[Begin DATASET CONTENT]

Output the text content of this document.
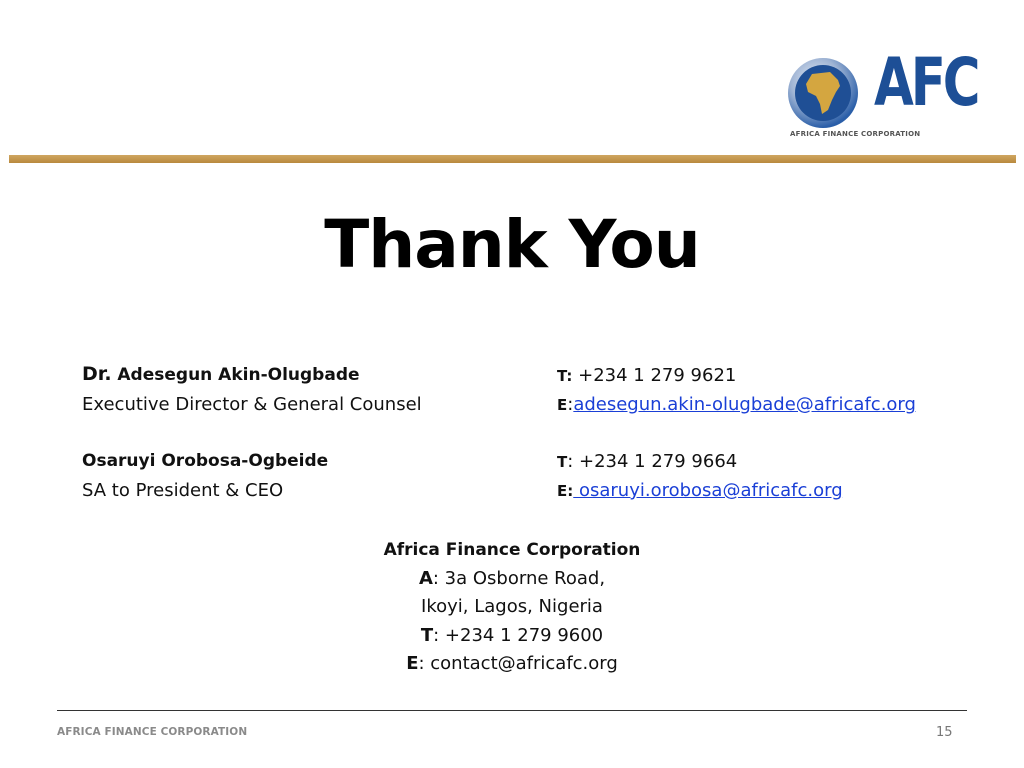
AFC
AFRICA FINANCE CORPORATION
Thank You
Dr. Adesegun Akin-Olugbade
Executive Director & General Counsel
T: +234 1 279 9621
E:adesegun.akin-olugbade@africafc.org
Osaruyi Orobosa-Ogbeide
SA to President & CEO
T: +234 1 279 9664
E: osaruyi.orobosa@africafc.org
Africa Finance Corporation
A: 3a Osborne Road,
Ikoyi, Lagos, Nigeria
T: +234 1 279 9600
E: contact@africafc.org
AFRICA FINANCE CORPORATION	15
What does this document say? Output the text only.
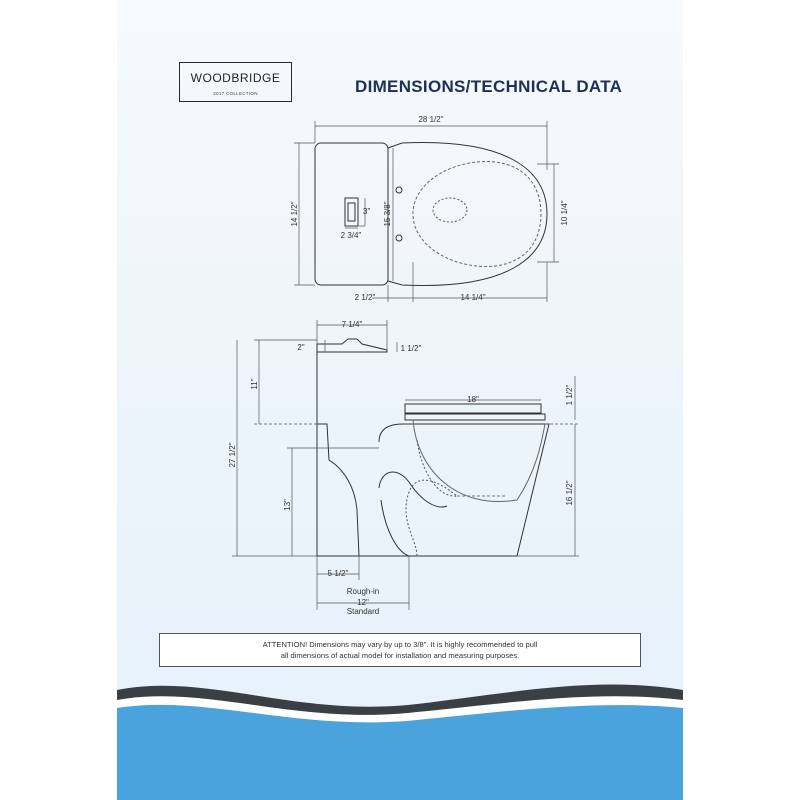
WOODBRIDGE
2017 COLLECTION	DIMENSIONS/TECHNICAL DATA
28 1/2"
14 1/2"	15 3/8"	10 1/4"
3"
2 3/4"
2 1/2"	14 1/4"
7 1/4"
2"	1 1/2"
11"
27 1/2"
18"	1 1/2"
16 1/2"
13"
5 1/2"
Rough-in
12"
Standard
ATTENTION! Dimensions may vary by up to 3/8". It is highly recommended to pull
all dimensions of actual model for installation and measuring purposes.
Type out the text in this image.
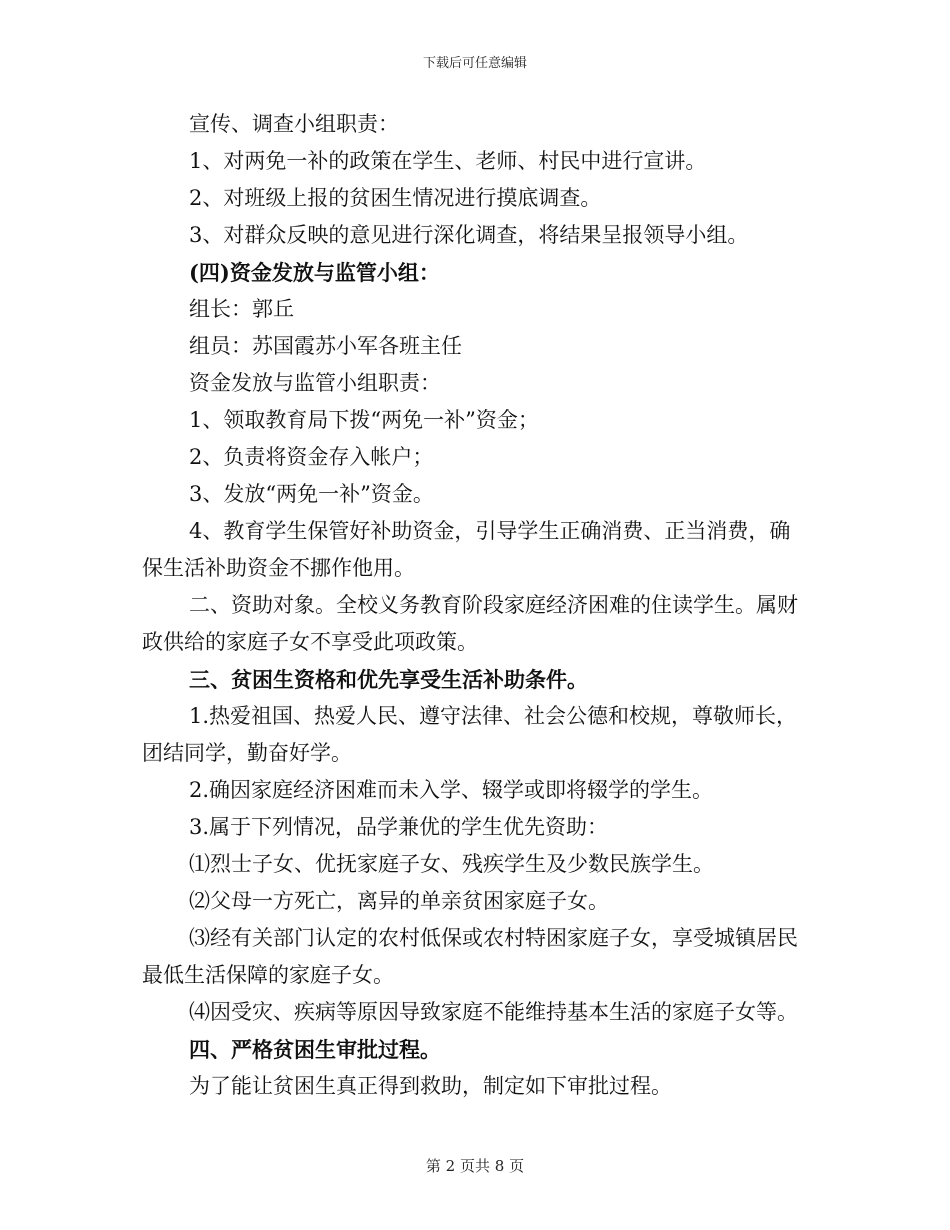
下载后可任意编辑

宣传、调查小组职责：

1、对两免一补的政策在学生、老师、村民中进行宣讲。

2、对班级上报的贫困生情况进行摸底调查。

3、对群众反映的意见进行深化调查，将结果呈报领导小组。

(四)资金发放与监管小组：

组长：郭丘

组员：苏国霞苏小军各班主任

资金发放与监管小组职责：

1、领取教育局下拨“两免一补”资金；

2、负责将资金存入帐户；

3、发放“两免一补”资金。

4、教育学生保管好补助资金，引导学生正确消费、正当消费，确保生活补助资金不挪作他用。

二、资助对象。全校义务教育阶段家庭经济困难的住读学生。属财政供给的家庭子女不享受此项政策。

三、贫困生资格和优先享受生活补助条件。

1.热爱祖国、热爱人民、遵守法律、社会公德和校规，尊敬师长，团结同学，勤奋好学。

2.确因家庭经济困难而未入学、辍学或即将辍学的学生。

3.属于下列情况，品学兼优的学生优先资助：

⑴烈士子女、优抚家庭子女、残疾学生及少数民族学生。

⑵父母一方死亡，离异的单亲贫困家庭子女。

⑶经有关部门认定的农村低保或农村特困家庭子女，享受城镇居民最低生活保障的家庭子女。

⑷因受灾、疾病等原因导致家庭不能维持基本生活的家庭子女等。

四、严格贫困生审批过程。

为了能让贫困生真正得到救助，制定如下审批过程。

第 2 页共 8 页
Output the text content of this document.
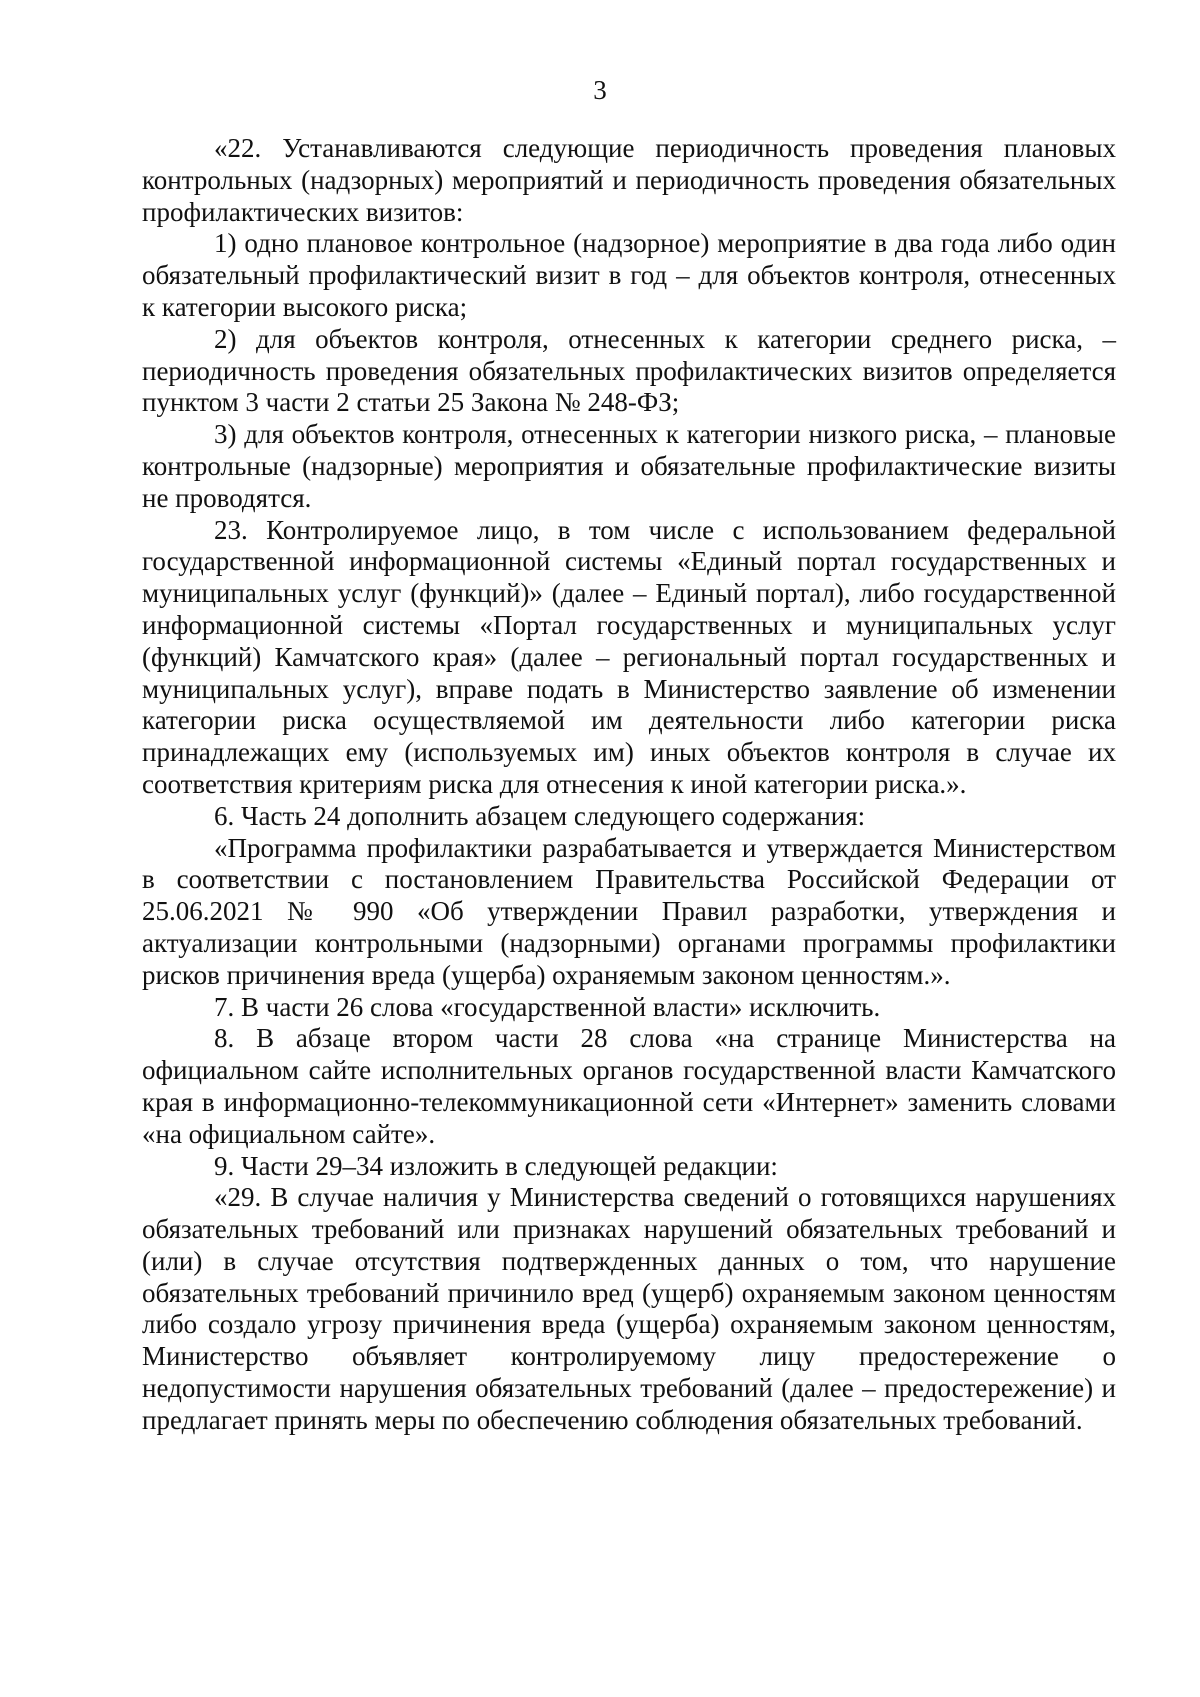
3

«22. Устанавливаются следующие периодичность проведения плановых контрольных (надзорных) мероприятий и периодичность проведения обязательных профилактических визитов:

1) одно плановое контрольное (надзорное) мероприятие в два года либо один обязательный профилактический визит в год – для объектов контроля, отнесенных к категории высокого риска;

2) для объектов контроля, отнесенных к категории среднего риска, – периодичность проведения обязательных профилактических визитов определяется пунктом 3 части 2 статьи 25 Закона № 248-ФЗ;

3) для объектов контроля, отнесенных к категории низкого риска, – плановые контрольные (надзорные) мероприятия и обязательные профилактические визиты не проводятся.

23. Контролируемое лицо, в том числе с использованием федеральной государственной информационной системы «Единый портал государственных и муниципальных услуг (функций)» (далее – Единый портал), либо государственной информационной системы «Портал государственных и муниципальных услуг (функций) Камчатского края» (далее – региональный портал государственных и муниципальных услуг), вправе подать в Министерство заявление об изменении категории риска осуществляемой им деятельности либо категории риска принадлежащих ему (используемых им) иных объектов контроля в случае их соответствия критериям риска для отнесения к иной категории риска.».

6. Часть 24 дополнить абзацем следующего содержания:

«Программа профилактики разрабатывается и утверждается Министерством в соответствии с постановлением Правительства Российской Федерации от 25.06.2021 № 990 «Об утверждении Правил разработки, утверждения и актуализации контрольными (надзорными) органами программы профилактики рисков причинения вреда (ущерба) охраняемым законом ценностям.».

7. В части 26 слова «государственной власти» исключить.

8. В абзаце втором части 28 слова «на странице Министерства на официальном сайте исполнительных органов государственной власти Камчатского края в информационно-телекоммуникационной сети «Интернет» заменить словами «на официальном сайте».

9. Части 29–34 изложить в следующей редакции:

«29. В случае наличия у Министерства сведений о готовящихся нарушениях обязательных требований или признаках нарушений обязательных требований и (или) в случае отсутствия подтвержденных данных о том, что нарушение обязательных требований причинило вред (ущерб) охраняемым законом ценностям либо создало угрозу причинения вреда (ущерба) охраняемым законом ценностям, Министерство объявляет контролируемому лицу предостережение о недопустимости нарушения обязательных требований (далее – предостережение) и предлагает принять меры по обеспечению соблюдения обязательных требований.
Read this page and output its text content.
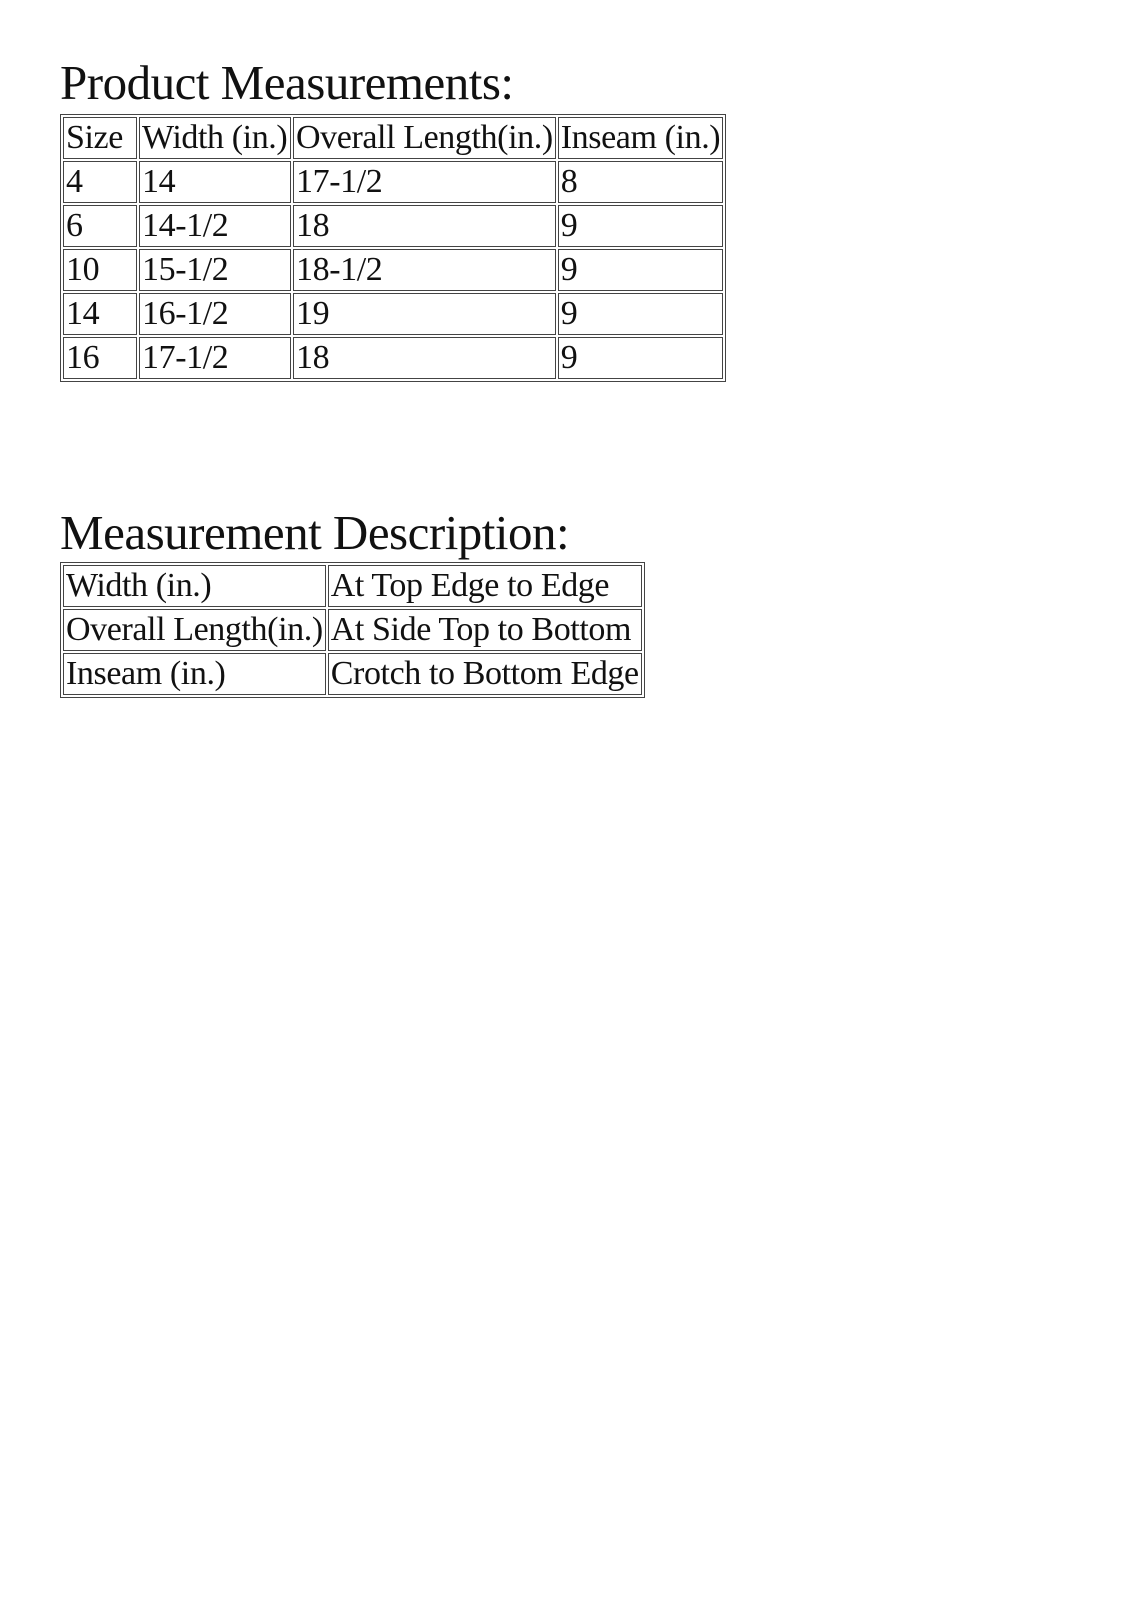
Product Measurements:
Size	Width (in.)	Overall Length(in.)	Inseam (in.)
4	14	17-1/2	8
6	14-1/2	18	9
10	15-1/2	18-1/2	9
14	16-1/2	19	9
16	17-1/2	18	9
Measurement Description:
Width (in.)	At Top Edge to Edge
Overall Length(in.)	At Side Top to Bottom
Inseam (in.)	Crotch to Bottom Edge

[End DATASET CONTENT]

Copy out each line word for word, please, skipping the images.

Output the text content of this document.
AFC
AFRICA FINANCE CORPORATION
Thank You
Dr. Adesegun Akin-Olugbade
Executive Director & General Counsel
T: +234 1 279 9621
E:adesegun.akin-olugbade@africafc.org
Osaruyi Orobosa-Ogbeide
SA to President & CEO
T: +234 1 279 9664
E: osaruyi.orobosa@africafc.org
Africa Finance Corporation
A: 3a Osborne Road,
Ikoyi, Lagos, Nigeria
T: +234 1 279 9600
E: contact@africafc.org
AFRICA FINANCE CORPORATION	15
What does this document say? Output the text only.
WOODBRIDGE
2017 COLLECTION	DIMENSIONS/TECHNICAL DATA
28 1/2"
14 1/2"	15 3/8"	10 1/4"
3"
2 3/4"
2 1/2"	14 1/4"
7 1/4"
2"	1 1/2"
11"
27 1/2"
18"	1 1/2"
16 1/2"
13"
5 1/2"
Rough-in
12"
Standard
ATTENTION! Dimensions may vary by up to 3/8". It is highly recommended to pull
all dimensions of actual model for installation and measuring purposes.
Type out the text in this image.
下载后可任意编辑

宣传、调查小组职责：

1、对两免一补的政策在学生、老师、村民中进行宣讲。

2、对班级上报的贫困生情况进行摸底调查。

3、对群众反映的意见进行深化调查，将结果呈报领导小组。

(四)资金发放与监管小组：

组长：郭丘

组员：苏国霞苏小军各班主任

资金发放与监管小组职责：

1、领取教育局下拨“两免一补”资金；

2、负责将资金存入帐户；

3、发放“两免一补”资金。

4、教育学生保管好补助资金，引导学生正确消费、正当消费，确保生活补助资金不挪作他用。

二、资助对象。全校义务教育阶段家庭经济困难的住读学生。属财政供给的家庭子女不享受此项政策。

三、贫困生资格和优先享受生活补助条件。

1.热爱祖国、热爱人民、遵守法律、社会公德和校规，尊敬师长，团结同学，勤奋好学。

2.确因家庭经济困难而未入学、辍学或即将辍学的学生。

3.属于下列情况，品学兼优的学生优先资助：

⑴烈士子女、优抚家庭子女、残疾学生及少数民族学生。

⑵父母一方死亡，离异的单亲贫困家庭子女。

⑶经有关部门认定的农村低保或农村特困家庭子女，享受城镇居民最低生活保障的家庭子女。

⑷因受灾、疾病等原因导致家庭不能维持基本生活的家庭子女等。

四、严格贫困生审批过程。

为了能让贫困生真正得到救助，制定如下审批过程。

第 2 页共 8 页
Output the text content of this document.
3

«22. Устанавливаются следующие периодичность проведения плановых контрольных (надзорных) мероприятий и периодичность проведения обязательных профилактических визитов:

1) одно плановое контрольное (надзорное) мероприятие в два года либо один обязательный профилактический визит в год – для объектов контроля, отнесенных к категории высокого риска;

2) для объектов контроля, отнесенных к категории среднего риска, – периодичность проведения обязательных профилактических визитов определяется пунктом 3 части 2 статьи 25 Закона № 248-ФЗ;

3) для объектов контроля, отнесенных к категории низкого риска, – плановые контрольные (надзорные) мероприятия и обязательные профилактические визиты не проводятся.

23. Контролируемое лицо, в том числе с использованием федеральной государственной информационной системы «Единый портал государственных и муниципальных услуг (функций)» (далее – Единый портал), либо государственной информационной системы «Портал государственных и муниципальных услуг (функций) Камчатского края» (далее – региональный портал государственных и муниципальных услуг), вправе подать в Министерство заявление об изменении категории риска осуществляемой им деятельности либо категории риска принадлежащих ему (используемых им) иных объектов контроля в случае их соответствия критериям риска для отнесения к иной категории риска.».

6. Часть 24 дополнить абзацем следующего содержания:

«Программа профилактики разрабатывается и утверждается Министерством в соответствии с постановлением Правительства Российской Федерации от 25.06.2021 № 990 «Об утверждении Правил разработки, утверждения и актуализации контрольными (надзорными) органами программы профилактики рисков причинения вреда (ущерба) охраняемым законом ценностям.».

7. В части 26 слова «государственной власти» исключить.

8. В абзаце втором части 28 слова «на странице Министерства на официальном сайте исполнительных органов государственной власти Камчатского края в информационно-телекоммуникационной сети «Интернет» заменить словами «на официальном сайте».

9. Части 29–34 изложить в следующей редакции:

«29. В случае наличия у Министерства сведений о готовящихся нарушениях обязательных требований или признаках нарушений обязательных требований и (или) в случае отсутствия подтвержденных данных о том, что нарушение обязательных требований причинило вред (ущерб) охраняемым законом ценностям либо создало угрозу причинения вреда (ущерба) охраняемым законом ценностям, Министерство объявляет контролируемому лицу предостережение о недопустимости нарушения обязательных требований (далее – предостережение) и предлагает принять меры по обеспечению соблюдения обязательных требований.
Read this page and output its text content.
Product Measurements:
Size	Width (in.)	Overall Length(in.)	Inseam (in.)
4	14	17-1/2	8
6	14-1/2	18	9
10	15-1/2	18-1/2	9
14	16-1/2	19	9
16	17-1/2	18	9
Measurement Description:
Width (in.)	At Top Edge to Edge
Overall Length(in.)	At Side Top to Bottom
Inseam (in.)	Crotch to Bottom Edge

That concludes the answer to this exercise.